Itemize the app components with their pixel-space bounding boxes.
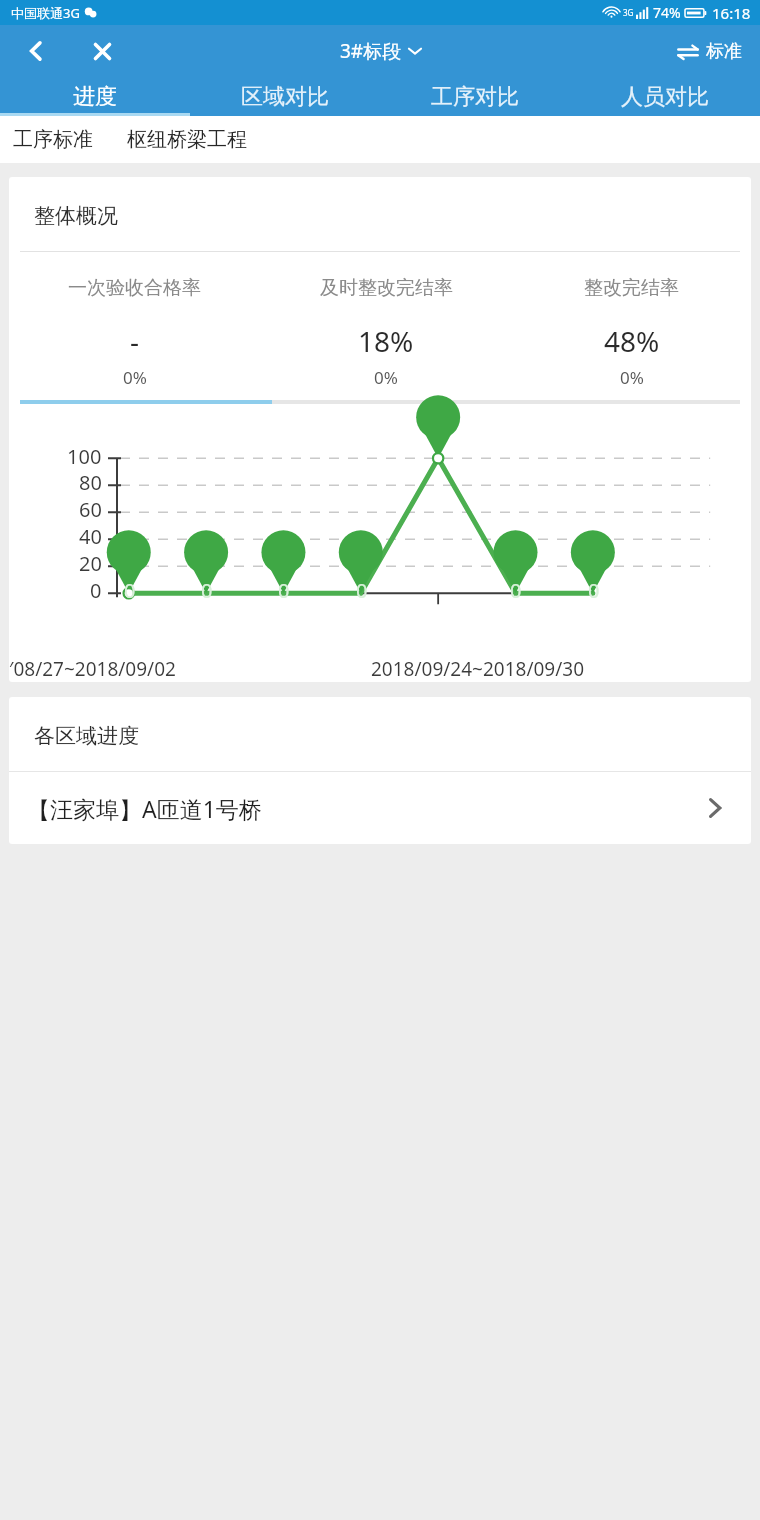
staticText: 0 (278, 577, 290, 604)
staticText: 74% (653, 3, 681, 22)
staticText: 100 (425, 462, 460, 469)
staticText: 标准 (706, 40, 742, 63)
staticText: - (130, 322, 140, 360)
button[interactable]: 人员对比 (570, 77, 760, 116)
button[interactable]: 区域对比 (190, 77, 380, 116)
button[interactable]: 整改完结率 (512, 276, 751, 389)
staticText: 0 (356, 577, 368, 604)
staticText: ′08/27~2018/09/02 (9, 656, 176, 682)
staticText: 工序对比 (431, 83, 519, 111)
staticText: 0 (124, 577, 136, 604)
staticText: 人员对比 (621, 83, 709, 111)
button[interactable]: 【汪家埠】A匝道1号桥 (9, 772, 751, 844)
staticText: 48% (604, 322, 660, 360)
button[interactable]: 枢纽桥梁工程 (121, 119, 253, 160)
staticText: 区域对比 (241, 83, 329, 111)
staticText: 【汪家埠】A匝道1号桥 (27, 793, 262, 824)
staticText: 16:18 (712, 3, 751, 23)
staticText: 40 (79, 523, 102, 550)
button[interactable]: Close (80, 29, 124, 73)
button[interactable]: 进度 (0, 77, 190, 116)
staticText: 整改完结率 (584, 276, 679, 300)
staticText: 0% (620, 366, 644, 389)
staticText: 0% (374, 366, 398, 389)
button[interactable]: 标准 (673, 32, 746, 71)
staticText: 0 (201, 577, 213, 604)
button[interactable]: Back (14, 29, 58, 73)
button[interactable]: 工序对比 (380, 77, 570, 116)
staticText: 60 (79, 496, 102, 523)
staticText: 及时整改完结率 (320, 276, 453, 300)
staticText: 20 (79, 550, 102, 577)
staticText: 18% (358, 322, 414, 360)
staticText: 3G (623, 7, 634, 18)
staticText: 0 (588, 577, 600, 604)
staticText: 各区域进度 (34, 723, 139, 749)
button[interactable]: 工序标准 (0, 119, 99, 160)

..............................

■ **Instructions to follow**: Could you repeat the listing above line for line, character for character, leaving out the picture?

■ **Answer in full**:
Itemize the app components with their pixel-space bounding boxes.
staticText: 0 (278, 577, 290, 604)
staticText: 74% (653, 3, 681, 22)
staticText: 100 (425, 462, 460, 469)
staticText: 标准 (706, 40, 742, 63)
staticText: - (130, 322, 140, 360)
button[interactable]: 人员对比 (570, 77, 760, 116)
button[interactable]: 区域对比 (190, 77, 380, 116)
button[interactable]: 整改完结率 (512, 276, 751, 389)
staticText: 0 (356, 577, 368, 604)
staticText: ′08/27~2018/09/02 (9, 656, 176, 682)
staticText: 工序对比 (431, 83, 519, 111)
staticText: 0 (124, 577, 136, 604)
staticText: 人员对比 (621, 83, 709, 111)
button[interactable]: 【汪家埠】A匝道1号桥 (9, 772, 751, 844)
staticText: 48% (604, 322, 660, 360)
button[interactable]: 枢纽桥梁工程 (121, 119, 253, 160)
staticText: 区域对比 (241, 83, 329, 111)
staticText: 【汪家埠】A匝道1号桥 (27, 793, 262, 824)
staticText: 16:18 (712, 3, 751, 23)
staticText: 40 (79, 523, 102, 550)
button[interactable]: Close (80, 29, 124, 73)
button[interactable]: 进度 (0, 77, 190, 116)
staticText: 整改完结率 (584, 276, 679, 300)
staticText: 0% (620, 366, 644, 389)
staticText: 0% (374, 366, 398, 389)
button[interactable]: 标准 (673, 32, 746, 71)
staticText: 0 (201, 577, 213, 604)
button[interactable]: Back (14, 29, 58, 73)
button[interactable]: 工序对比 (380, 77, 570, 116)
staticText: 60 (79, 496, 102, 523)
staticText: 及时整改完结率 (320, 276, 453, 300)
staticText: 20 (79, 550, 102, 577)
staticText: 18% (358, 322, 414, 360)
staticText: 3G (623, 7, 634, 18)
staticText: 0 (588, 577, 600, 604)
staticText: 各区域进度 (34, 723, 139, 749)
button[interactable]: 工序标准 (0, 119, 99, 160)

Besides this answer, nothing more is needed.